[Data records]
• • • • •

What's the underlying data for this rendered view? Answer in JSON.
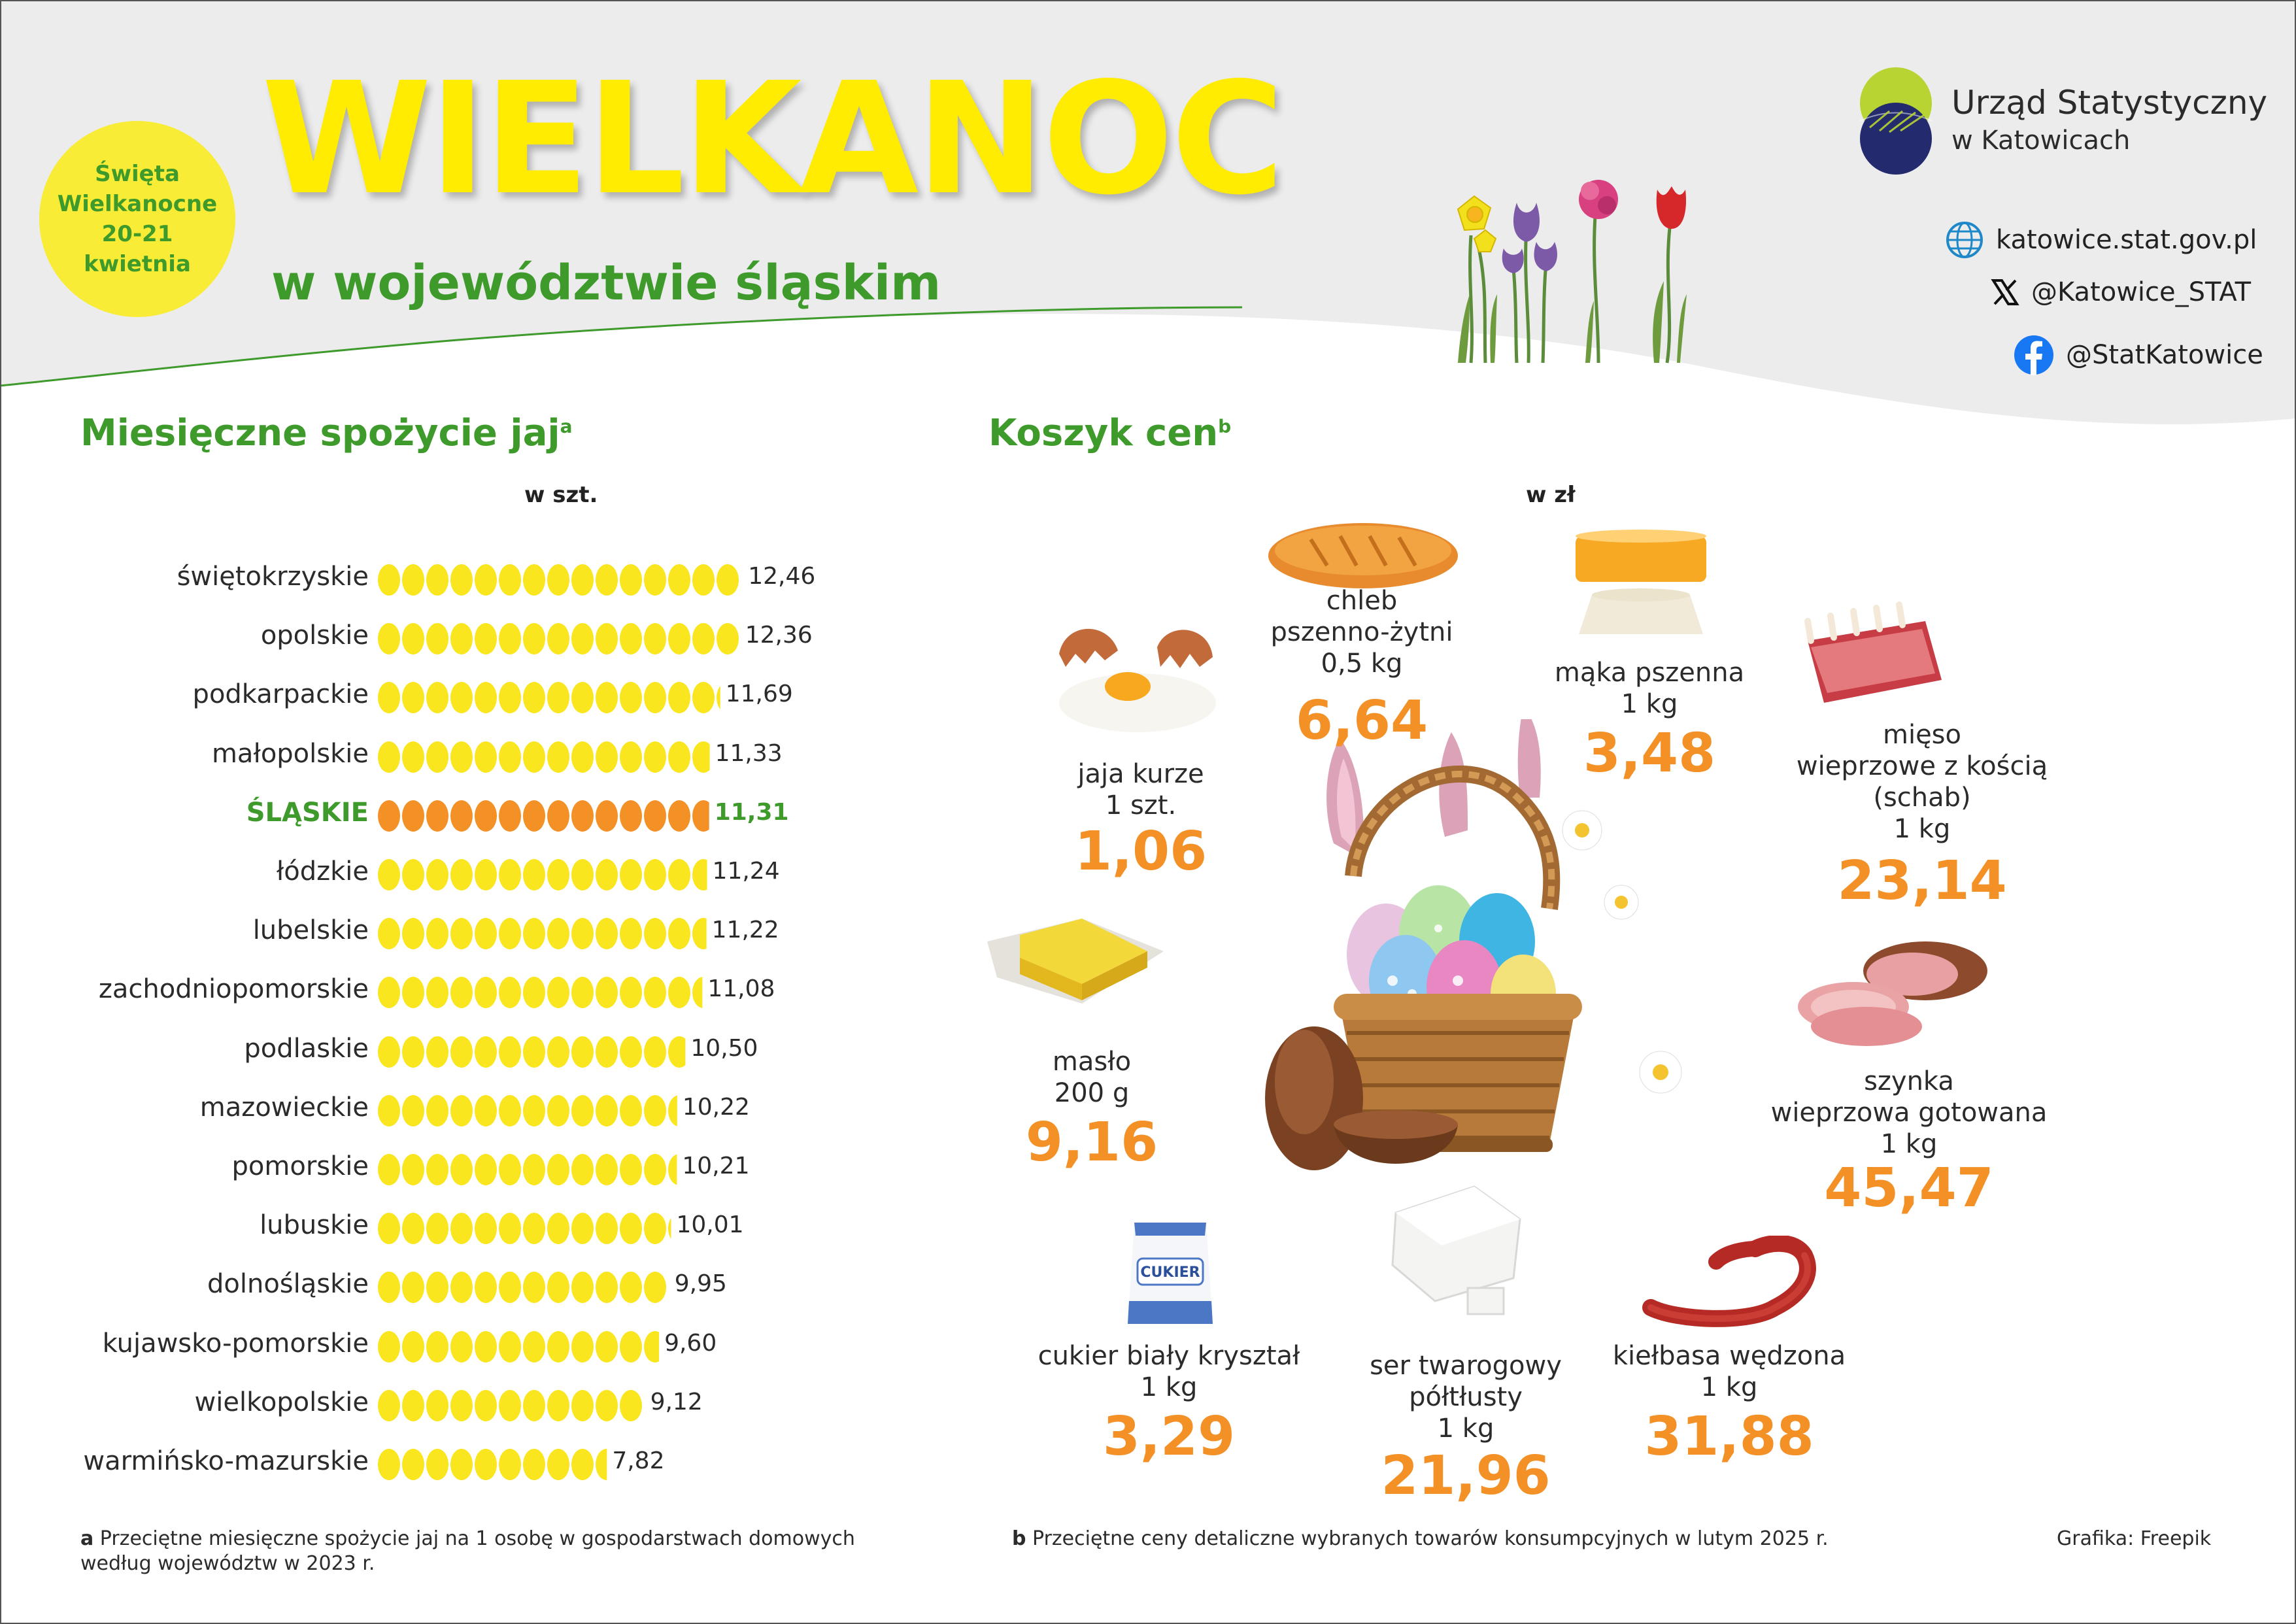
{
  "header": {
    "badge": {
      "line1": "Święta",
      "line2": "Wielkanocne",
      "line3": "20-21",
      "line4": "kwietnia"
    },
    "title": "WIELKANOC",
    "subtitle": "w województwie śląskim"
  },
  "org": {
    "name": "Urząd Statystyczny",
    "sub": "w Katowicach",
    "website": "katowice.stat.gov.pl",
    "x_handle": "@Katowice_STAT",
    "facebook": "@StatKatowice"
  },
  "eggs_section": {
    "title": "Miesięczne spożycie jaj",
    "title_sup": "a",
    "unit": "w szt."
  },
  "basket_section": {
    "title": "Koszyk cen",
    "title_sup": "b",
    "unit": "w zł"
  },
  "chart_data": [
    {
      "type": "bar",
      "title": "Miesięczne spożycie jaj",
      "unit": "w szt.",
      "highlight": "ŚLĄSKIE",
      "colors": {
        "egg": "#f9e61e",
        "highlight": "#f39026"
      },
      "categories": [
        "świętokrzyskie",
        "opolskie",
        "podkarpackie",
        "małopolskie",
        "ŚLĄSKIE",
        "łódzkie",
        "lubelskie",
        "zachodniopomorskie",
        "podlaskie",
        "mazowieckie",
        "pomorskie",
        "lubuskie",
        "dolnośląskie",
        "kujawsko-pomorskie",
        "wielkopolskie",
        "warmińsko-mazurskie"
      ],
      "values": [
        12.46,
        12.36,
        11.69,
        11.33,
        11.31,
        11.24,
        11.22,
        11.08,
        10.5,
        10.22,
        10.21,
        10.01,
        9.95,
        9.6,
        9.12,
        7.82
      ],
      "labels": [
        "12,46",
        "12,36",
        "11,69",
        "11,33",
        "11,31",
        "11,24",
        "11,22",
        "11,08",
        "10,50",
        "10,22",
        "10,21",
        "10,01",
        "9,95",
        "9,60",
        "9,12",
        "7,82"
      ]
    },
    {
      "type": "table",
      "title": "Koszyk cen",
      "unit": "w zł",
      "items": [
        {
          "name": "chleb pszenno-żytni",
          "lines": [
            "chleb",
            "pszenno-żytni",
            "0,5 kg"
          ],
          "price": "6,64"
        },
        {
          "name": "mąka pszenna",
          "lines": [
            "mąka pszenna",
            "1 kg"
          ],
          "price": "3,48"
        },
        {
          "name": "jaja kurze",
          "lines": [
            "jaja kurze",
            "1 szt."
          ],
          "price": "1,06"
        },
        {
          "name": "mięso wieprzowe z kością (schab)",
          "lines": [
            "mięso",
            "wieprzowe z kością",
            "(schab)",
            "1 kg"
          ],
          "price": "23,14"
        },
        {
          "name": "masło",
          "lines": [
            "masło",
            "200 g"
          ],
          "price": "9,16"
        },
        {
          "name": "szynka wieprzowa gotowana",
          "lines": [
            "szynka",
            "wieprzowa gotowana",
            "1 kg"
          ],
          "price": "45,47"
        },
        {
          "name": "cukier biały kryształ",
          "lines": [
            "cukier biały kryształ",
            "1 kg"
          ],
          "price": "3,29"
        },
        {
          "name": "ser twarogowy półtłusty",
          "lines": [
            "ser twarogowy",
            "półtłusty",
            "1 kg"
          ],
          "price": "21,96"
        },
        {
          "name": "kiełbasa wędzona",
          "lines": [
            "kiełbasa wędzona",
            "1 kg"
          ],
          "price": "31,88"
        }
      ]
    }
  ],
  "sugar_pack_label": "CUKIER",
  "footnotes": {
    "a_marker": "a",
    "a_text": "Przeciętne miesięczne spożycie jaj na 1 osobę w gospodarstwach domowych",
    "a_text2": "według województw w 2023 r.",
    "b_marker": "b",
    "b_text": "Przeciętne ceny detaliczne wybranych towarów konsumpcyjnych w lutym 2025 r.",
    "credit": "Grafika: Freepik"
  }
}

• • • • •

_WRITTEN EXERCISE_
Make an exact copy of every entry above, minus the images.

_RESULT OF THE TASK_
What's the underlying data for this rendered view? Answer in JSON.
{
  "header": {
    "badge": {
      "line1": "Święta",
      "line2": "Wielkanocne",
      "line3": "20-21",
      "line4": "kwietnia"
    },
    "title": "WIELKANOC",
    "subtitle": "w województwie śląskim"
  },
  "org": {
    "name": "Urząd Statystyczny",
    "sub": "w Katowicach",
    "website": "katowice.stat.gov.pl",
    "x_handle": "@Katowice_STAT",
    "facebook": "@StatKatowice"
  },
  "eggs_section": {
    "title": "Miesięczne spożycie jaj",
    "title_sup": "a",
    "unit": "w szt."
  },
  "basket_section": {
    "title": "Koszyk cen",
    "title_sup": "b",
    "unit": "w zł"
  },
  "chart_data": [
    {
      "type": "bar",
      "title": "Miesięczne spożycie jaj",
      "unit": "w szt.",
      "highlight": "ŚLĄSKIE",
      "colors": {
        "egg": "#f9e61e",
        "highlight": "#f39026"
      },
      "categories": [
        "świętokrzyskie",
        "opolskie",
        "podkarpackie",
        "małopolskie",
        "ŚLĄSKIE",
        "łódzkie",
        "lubelskie",
        "zachodniopomorskie",
        "podlaskie",
        "mazowieckie",
        "pomorskie",
        "lubuskie",
        "dolnośląskie",
        "kujawsko-pomorskie",
        "wielkopolskie",
        "warmińsko-mazurskie"
      ],
      "values": [
        12.46,
        12.36,
        11.69,
        11.33,
        11.31,
        11.24,
        11.22,
        11.08,
        10.5,
        10.22,
        10.21,
        10.01,
        9.95,
        9.6,
        9.12,
        7.82
      ],
      "labels": [
        "12,46",
        "12,36",
        "11,69",
        "11,33",
        "11,31",
        "11,24",
        "11,22",
        "11,08",
        "10,50",
        "10,22",
        "10,21",
        "10,01",
        "9,95",
        "9,60",
        "9,12",
        "7,82"
      ]
    },
    {
      "type": "table",
      "title": "Koszyk cen",
      "unit": "w zł",
      "items": [
        {
          "name": "chleb pszenno-żytni",
          "lines": [
            "chleb",
            "pszenno-żytni",
            "0,5 kg"
          ],
          "price": "6,64"
        },
        {
          "name": "mąka pszenna",
          "lines": [
            "mąka pszenna",
            "1 kg"
          ],
          "price": "3,48"
        },
        {
          "name": "jaja kurze",
          "lines": [
            "jaja kurze",
            "1 szt."
          ],
          "price": "1,06"
        },
        {
          "name": "mięso wieprzowe z kością (schab)",
          "lines": [
            "mięso",
            "wieprzowe z kością",
            "(schab)",
            "1 kg"
          ],
          "price": "23,14"
        },
        {
          "name": "masło",
          "lines": [
            "masło",
            "200 g"
          ],
          "price": "9,16"
        },
        {
          "name": "szynka wieprzowa gotowana",
          "lines": [
            "szynka",
            "wieprzowa gotowana",
            "1 kg"
          ],
          "price": "45,47"
        },
        {
          "name": "cukier biały kryształ",
          "lines": [
            "cukier biały kryształ",
            "1 kg"
          ],
          "price": "3,29"
        },
        {
          "name": "ser twarogowy półtłusty",
          "lines": [
            "ser twarogowy",
            "półtłusty",
            "1 kg"
          ],
          "price": "21,96"
        },
        {
          "name": "kiełbasa wędzona",
          "lines": [
            "kiełbasa wędzona",
            "1 kg"
          ],
          "price": "31,88"
        }
      ]
    }
  ],
  "sugar_pack_label": "CUKIER",
  "footnotes": {
    "a_marker": "a",
    "a_text": "Przeciętne miesięczne spożycie jaj na 1 osobę w gospodarstwach domowych",
    "a_text2": "według województw w 2023 r.",
    "b_marker": "b",
    "b_text": "Przeciętne ceny detaliczne wybranych towarów konsumpcyjnych w lutym 2025 r.",
    "credit": "Grafika: Freepik"
  }
}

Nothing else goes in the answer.